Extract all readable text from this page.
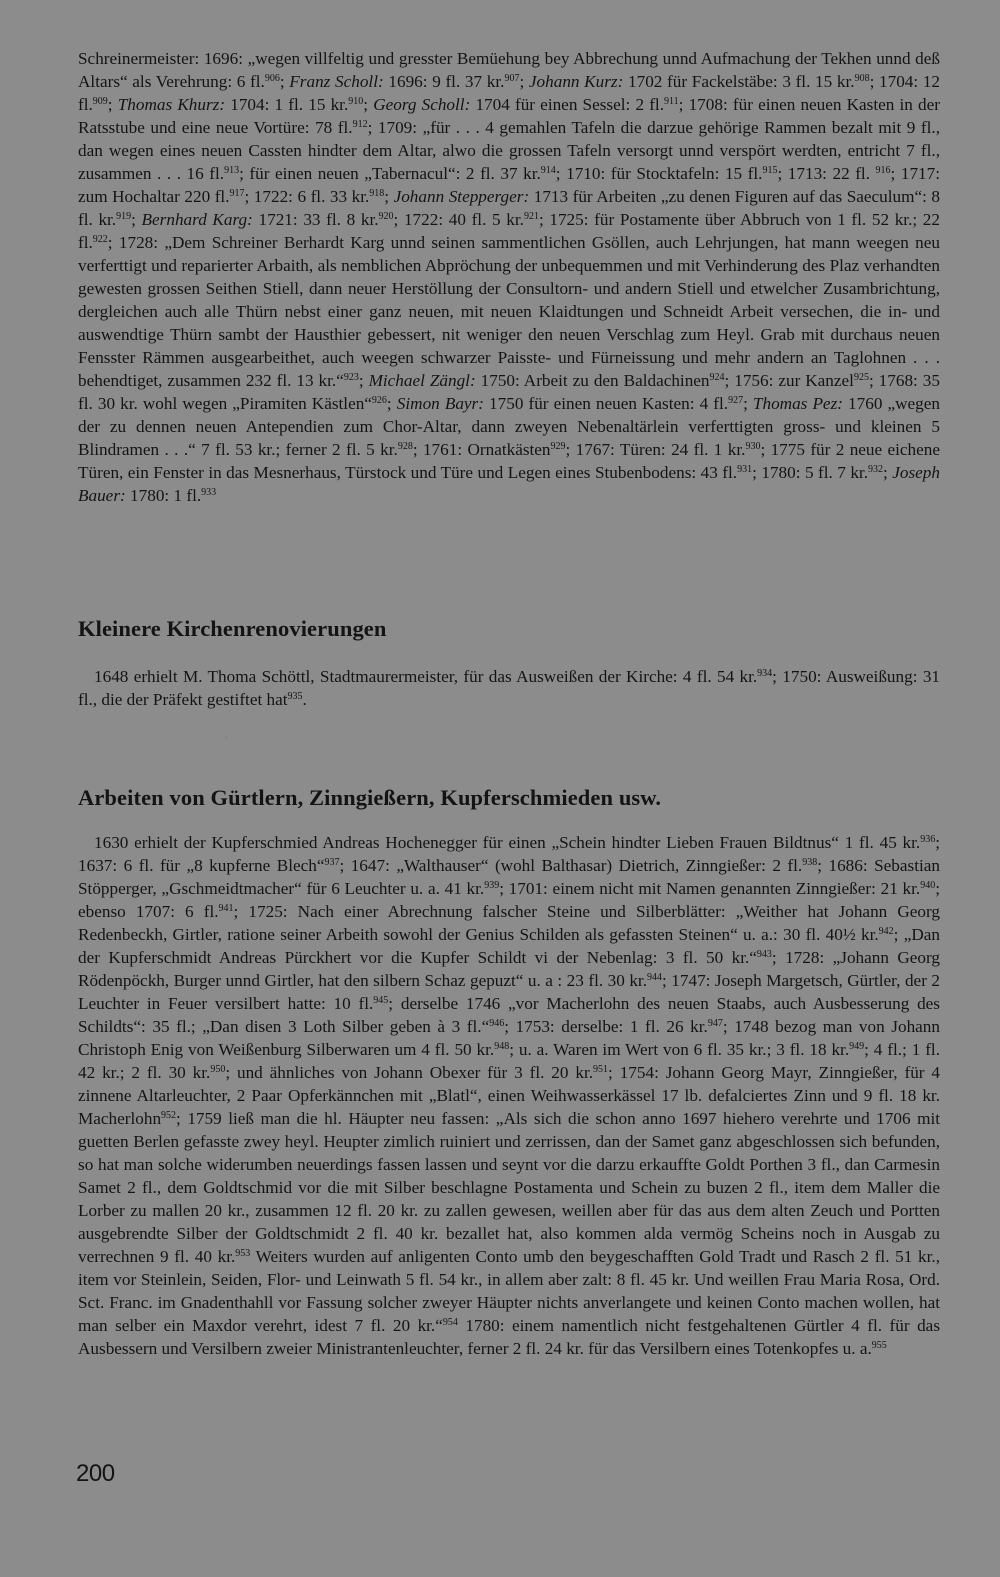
Schreinermeister: 1696: „wegen villfeltig und gresster Bemüehung bey Abbrechung unnd Aufmachung der Tekhen unnd deß Altars“ als Verehrung: 6 fl.$^{906}$; Franz Scholl: 1696: 9 fl. 37 kr.$^{907}$; Johann Kurz: 1702 für Fackelstäbe: 3 fl. 15 kr.$^{908}$; 1704: 12 fl.$^{909}$; Thomas Khurz: 1704: 1 fl. 15 kr.$^{910}$; Georg Scholl: 1704 für einen Sessel: 2 fl.$^{911}$; 1708: für einen neuen Kasten in der Ratsstube und eine neue Vortüre: 78 fl.$^{912}$; 1709: „für . . . 4 gemahlen Tafeln die darzue gehörige Rammen bezalt mit 9 fl., dan wegen eines neuen Cassten hindter dem Altar, alwo die grossen Tafeln versorgt unnd verspört werdten, entricht 7 fl., zusammen . . . 16 fl.$^{913}$; für einen neuen „Tabernacul“: 2 fl. 37 kr.$^{914}$; 1710: für Stocktafeln: 15 fl.$^{915}$; 1713: 22 fl. $^{916}$; 1717: zum Hochaltar 220 fl.$^{917}$; 1722: 6 fl. 33 kr.$^{918}$; Johann Stepperger: 1713 für Arbeiten „zu denen Figuren auf das Saeculum“: 8 fl. kr.$^{919}$; Bernhard Karg: 1721: 33 fl. 8 kr.$^{920}$; 1722: 40 fl. 5 kr.$^{921}$; 1725: für Postamente über Abbruch von 1 fl. 52 kr.; 22 fl.$^{922}$; 1728: „Dem Schreiner Berhardt Karg unnd seinen sammentlichen Gsöllen, auch Lehrjungen, hat mann weegen neu verferttigt und reparierter Arbaith, als nemblichen Abpröchung der unbequemmen und mit Verhinderung des Plaz verhandten gewesten grossen Seithen Stiell, dann neuer Herstöllung der Consultorn- und andern Stiell und etwelcher Zusambrichtung, dergleichen auch alle Thürn nebst einer ganz neuen, mit neuen Klaidtungen und Schneidt Arbeit versechen, die in- und auswendtige Thürn sambt der Hausthier gebessert, nit weniger den neuen Verschlag zum Heyl. Grab mit durchaus neuen Fensster Rämmen ausgearbeithet, auch weegen schwarzer Paisste- und Fürneissung und mehr andern an Taglohnen . . . behendtiget, zusammen 232 fl. 13 kr.“$^{923}$; Michael Zängl: 1750: Arbeit zu den Baldachinen$^{924}$; 1756: zur Kanzel$^{925}$; 1768: 35 fl. 30 kr. wohl wegen „Piramiten Kästlen“$^{926}$; Simon Bayr: 1750 für einen neuen Kasten: 4 fl.$^{927}$; Thomas Pez: 1760 „wegen der zu dennen neuen Antependien zum Chor-Altar, dann zweyen Nebenaltärlein verferttigten gross- und kleinen 5 Blindramen . . .“ 7 fl. 53 kr.; ferner 2 fl. 5 kr.$^{928}$; 1761: Ornatkästen$^{929}$; 1767: Türen: 24 fl. 1 kr.$^{930}$; 1775 für 2 neue eichene Türen, ein Fenster in das Mesnerhaus, Türstock und Türe und Legen eines Stubenbodens: 43 fl.$^{931}$; 1780: 5 fl. 7 kr.$^{932}$; Joseph Bauer: 1780: 1 fl.$^{933}$

Kleinere Kirchenrenovierungen

1648 erhielt M. Thoma Schöttl, Stadtmaurermeister, für das Ausweißen der Kirche: 4 fl. 54 kr.$^{934}$; 1750: Ausweißung: 31 fl., die der Präfekt gestiftet hat$^{935}$.

Arbeiten von Gürtlern, Zinngießern, Kupferschmieden usw.

1630 erhielt der Kupferschmied Andreas Hochenegger für einen „Schein hindter Lieben Frauen Bildtnus“ 1 fl. 45 kr.$^{936}$; 1637: 6 fl. für „8 kupferne Blech“$^{937}$; 1647: „Walthauser“ (wohl Balthasar) Dietrich, Zinngießer: 2 fl.$^{938}$; 1686: Sebastian Stöpperger, „Gschmeidtmacher“ für 6 Leuchter u. a. 41 kr.$^{939}$; 1701: einem nicht mit Namen genannten Zinngießer: 21 kr.$^{940}$; ebenso 1707: 6 fl.$^{941}$; 1725: Nach einer Abrechnung falscher Steine und Silberblätter: „Weither hat Johann Georg Redenbeckh, Girtler, ratione seiner Arbeith sowohl der Genius Schilden als gefassten Steinen“ u. a.: 30 fl. 40½ kr.$^{942}$; „Dan der Kupferschmidt Andreas Pürckhert vor die Kupfer Schildt vi der Nebenlag: 3 fl. 50 kr.“$^{943}$; 1728: „Johann Georg Rödenpöckh, Burger unnd Girtler, hat den silbern Schaz gepuzt“ u. a : 23 fl. 30 kr.$^{944}$; 1747: Joseph Margetsch, Gürtler, der 2 Leuchter in Feuer versilbert hatte: 10 fl.$^{945}$; derselbe 1746 „vor Macherlohn des neuen Staabs, auch Ausbesserung des Schildts“: 35 fl.; „Dan disen 3 Loth Silber geben à 3 fl.“$^{946}$; 1753: derselbe: 1 fl. 26 kr.$^{947}$; 1748 bezog man von Johann Christoph Enig von Weißenburg Silberwaren um 4 fl. 50 kr.$^{948}$; u. a. Waren im Wert von 6 fl. 35 kr.; 3 fl. 18 kr.$^{949}$; 4 fl.; 1 fl. 42 kr.; 2 fl. 30 kr.$^{950}$; und ähnliches von Johann Obexer für 3 fl. 20 kr.$^{951}$; 1754: Johann Georg Mayr, Zinngießer, für 4 zinnene Altarleuchter, 2 Paar Opferkännchen mit „Blatl“, einen Weihwasserkässel 17 lb. defalciertes Zinn und 9 fl. 18 kr. Macherlohn$^{952}$; 1759 ließ man die hl. Häupter neu fassen: „Als sich die schon anno 1697 hiehero verehrte und 1706 mit guetten Berlen gefasste zwey heyl. Heupter zimlich ruiniert und zerrissen, dan der Samet ganz abgeschlossen sich befunden, so hat man solche widerumben neuerdings fassen lassen und seynt vor die darzu erkauffte Goldt Porthen 3 fl., dan Carmesin Samet 2 fl., dem Goldtschmid vor die mit Silber beschlagne Postamenta und Schein zu buzen 2 fl., item dem Maller die Lorber zu mallen 20 kr., zusammen 12 fl. 20 kr. zu zallen gewesen, weillen aber für das aus dem alten Zeuch und Portten ausgebrendte Silber der Goldtschmidt 2 fl. 40 kr. bezallet hat, also kommen alda vermög Scheins noch in Ausgab zu verrechnen 9 fl. 40 kr.$^{953}$ Weiters wurden auf anligenten Conto umb den beygeschafften Gold Tradt und Rasch 2 fl. 51 kr., item vor Steinlein, Seiden, Flor- und Leinwath 5 fl. 54 kr., in allem aber zalt: 8 fl. 45 kr. Und weillen Frau Maria Rosa, Ord. Sct. Franc. im Gnadenthahll vor Fassung solcher zweyer Häupter nichts anverlangete und keinen Conto machen wollen, hat man selber ein Maxdor verehrt, idest 7 fl. 20 kr.“$^{954}$ 1780: einem namentlich nicht festgehaltenen Gürtler 4 fl. für das Ausbessern und Versilbern zweier Ministrantenleuchter, ferner 2 fl. 24 kr. für das Versilbern eines Totenkopfes u. a.$^{955}$

200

§ **Exercise description**:
The data above should be repeated exactly, minus any pictures.

§ **Written solution**:
Extract all readable text from this page.
Schreinermeister: 1696: „wegen villfeltig und gresster Bemüehung bey Abbrechung unnd Aufmachung der Tekhen unnd deß Altars“ als Verehrung: 6 fl.$^{906}$; Franz Scholl: 1696: 9 fl. 37 kr.$^{907}$; Johann Kurz: 1702 für Fackelstäbe: 3 fl. 15 kr.$^{908}$; 1704: 12 fl.$^{909}$; Thomas Khurz: 1704: 1 fl. 15 kr.$^{910}$; Georg Scholl: 1704 für einen Sessel: 2 fl.$^{911}$; 1708: für einen neuen Kasten in der Ratsstube und eine neue Vortüre: 78 fl.$^{912}$; 1709: „für . . . 4 gemahlen Tafeln die darzue gehörige Rammen bezalt mit 9 fl., dan wegen eines neuen Cassten hindter dem Altar, alwo die grossen Tafeln versorgt unnd verspört werdten, entricht 7 fl., zusammen . . . 16 fl.$^{913}$; für einen neuen „Tabernacul“: 2 fl. 37 kr.$^{914}$; 1710: für Stocktafeln: 15 fl.$^{915}$; 1713: 22 fl. $^{916}$; 1717: zum Hochaltar 220 fl.$^{917}$; 1722: 6 fl. 33 kr.$^{918}$; Johann Stepperger: 1713 für Arbeiten „zu denen Figuren auf das Saeculum“: 8 fl. kr.$^{919}$; Bernhard Karg: 1721: 33 fl. 8 kr.$^{920}$; 1722: 40 fl. 5 kr.$^{921}$; 1725: für Postamente über Abbruch von 1 fl. 52 kr.; 22 fl.$^{922}$; 1728: „Dem Schreiner Berhardt Karg unnd seinen sammentlichen Gsöllen, auch Lehrjungen, hat mann weegen neu verferttigt und reparierter Arbaith, als nemblichen Abpröchung der unbequemmen und mit Verhinderung des Plaz verhandten gewesten grossen Seithen Stiell, dann neuer Herstöllung der Consultorn- und andern Stiell und etwelcher Zusambrichtung, dergleichen auch alle Thürn nebst einer ganz neuen, mit neuen Klaidtungen und Schneidt Arbeit versechen, die in- und auswendtige Thürn sambt der Hausthier gebessert, nit weniger den neuen Verschlag zum Heyl. Grab mit durchaus neuen Fensster Rämmen ausgearbeithet, auch weegen schwarzer Paisste- und Fürneissung und mehr andern an Taglohnen . . . behendtiget, zusammen 232 fl. 13 kr.“$^{923}$; Michael Zängl: 1750: Arbeit zu den Baldachinen$^{924}$; 1756: zur Kanzel$^{925}$; 1768: 35 fl. 30 kr. wohl wegen „Piramiten Kästlen“$^{926}$; Simon Bayr: 1750 für einen neuen Kasten: 4 fl.$^{927}$; Thomas Pez: 1760 „wegen der zu dennen neuen Antependien zum Chor-Altar, dann zweyen Nebenaltärlein verferttigten gross- und kleinen 5 Blindramen . . .“ 7 fl. 53 kr.; ferner 2 fl. 5 kr.$^{928}$; 1761: Ornatkästen$^{929}$; 1767: Türen: 24 fl. 1 kr.$^{930}$; 1775 für 2 neue eichene Türen, ein Fenster in das Mesnerhaus, Türstock und Türe und Legen eines Stubenbodens: 43 fl.$^{931}$; 1780: 5 fl. 7 kr.$^{932}$; Joseph Bauer: 1780: 1 fl.$^{933}$

Kleinere Kirchenrenovierungen

1648 erhielt M. Thoma Schöttl, Stadtmaurermeister, für das Ausweißen der Kirche: 4 fl. 54 kr.$^{934}$; 1750: Ausweißung: 31 fl., die der Präfekt gestiftet hat$^{935}$.

Arbeiten von Gürtlern, Zinngießern, Kupferschmieden usw.

1630 erhielt der Kupferschmied Andreas Hochenegger für einen „Schein hindter Lieben Frauen Bildtnus“ 1 fl. 45 kr.$^{936}$; 1637: 6 fl. für „8 kupferne Blech“$^{937}$; 1647: „Walthauser“ (wohl Balthasar) Dietrich, Zinngießer: 2 fl.$^{938}$; 1686: Sebastian Stöpperger, „Gschmeidtmacher“ für 6 Leuchter u. a. 41 kr.$^{939}$; 1701: einem nicht mit Namen genannten Zinngießer: 21 kr.$^{940}$; ebenso 1707: 6 fl.$^{941}$; 1725: Nach einer Abrechnung falscher Steine und Silberblätter: „Weither hat Johann Georg Redenbeckh, Girtler, ratione seiner Arbeith sowohl der Genius Schilden als gefassten Steinen“ u. a.: 30 fl. 40½ kr.$^{942}$; „Dan der Kupferschmidt Andreas Pürckhert vor die Kupfer Schildt vi der Nebenlag: 3 fl. 50 kr.“$^{943}$; 1728: „Johann Georg Rödenpöckh, Burger unnd Girtler, hat den silbern Schaz gepuzt“ u. a : 23 fl. 30 kr.$^{944}$; 1747: Joseph Margetsch, Gürtler, der 2 Leuchter in Feuer versilbert hatte: 10 fl.$^{945}$; derselbe 1746 „vor Macherlohn des neuen Staabs, auch Ausbesserung des Schildts“: 35 fl.; „Dan disen 3 Loth Silber geben à 3 fl.“$^{946}$; 1753: derselbe: 1 fl. 26 kr.$^{947}$; 1748 bezog man von Johann Christoph Enig von Weißenburg Silberwaren um 4 fl. 50 kr.$^{948}$; u. a. Waren im Wert von 6 fl. 35 kr.; 3 fl. 18 kr.$^{949}$; 4 fl.; 1 fl. 42 kr.; 2 fl. 30 kr.$^{950}$; und ähnliches von Johann Obexer für 3 fl. 20 kr.$^{951}$; 1754: Johann Georg Mayr, Zinngießer, für 4 zinnene Altarleuchter, 2 Paar Opferkännchen mit „Blatl“, einen Weihwasserkässel 17 lb. defalciertes Zinn und 9 fl. 18 kr. Macherlohn$^{952}$; 1759 ließ man die hl. Häupter neu fassen: „Als sich die schon anno 1697 hiehero verehrte und 1706 mit guetten Berlen gefasste zwey heyl. Heupter zimlich ruiniert und zerrissen, dan der Samet ganz abgeschlossen sich befunden, so hat man solche widerumben neuerdings fassen lassen und seynt vor die darzu erkauffte Goldt Porthen 3 fl., dan Carmesin Samet 2 fl., dem Goldtschmid vor die mit Silber beschlagne Postamenta und Schein zu buzen 2 fl., item dem Maller die Lorber zu mallen 20 kr., zusammen 12 fl. 20 kr. zu zallen gewesen, weillen aber für das aus dem alten Zeuch und Portten ausgebrendte Silber der Goldtschmidt 2 fl. 40 kr. bezallet hat, also kommen alda vermög Scheins noch in Ausgab zu verrechnen 9 fl. 40 kr.$^{953}$ Weiters wurden auf anligenten Conto umb den beygeschafften Gold Tradt und Rasch 2 fl. 51 kr., item vor Steinlein, Seiden, Flor- und Leinwath 5 fl. 54 kr., in allem aber zalt: 8 fl. 45 kr. Und weillen Frau Maria Rosa, Ord. Sct. Franc. im Gnadenthahll vor Fassung solcher zweyer Häupter nichts anverlangete und keinen Conto machen wollen, hat man selber ein Maxdor verehrt, idest 7 fl. 20 kr.“$^{954}$ 1780: einem namentlich nicht festgehaltenen Gürtler 4 fl. für das Ausbessern und Versilbern zweier Ministrantenleuchter, ferner 2 fl. 24 kr. für das Versilbern eines Totenkopfes u. a.$^{955}$

200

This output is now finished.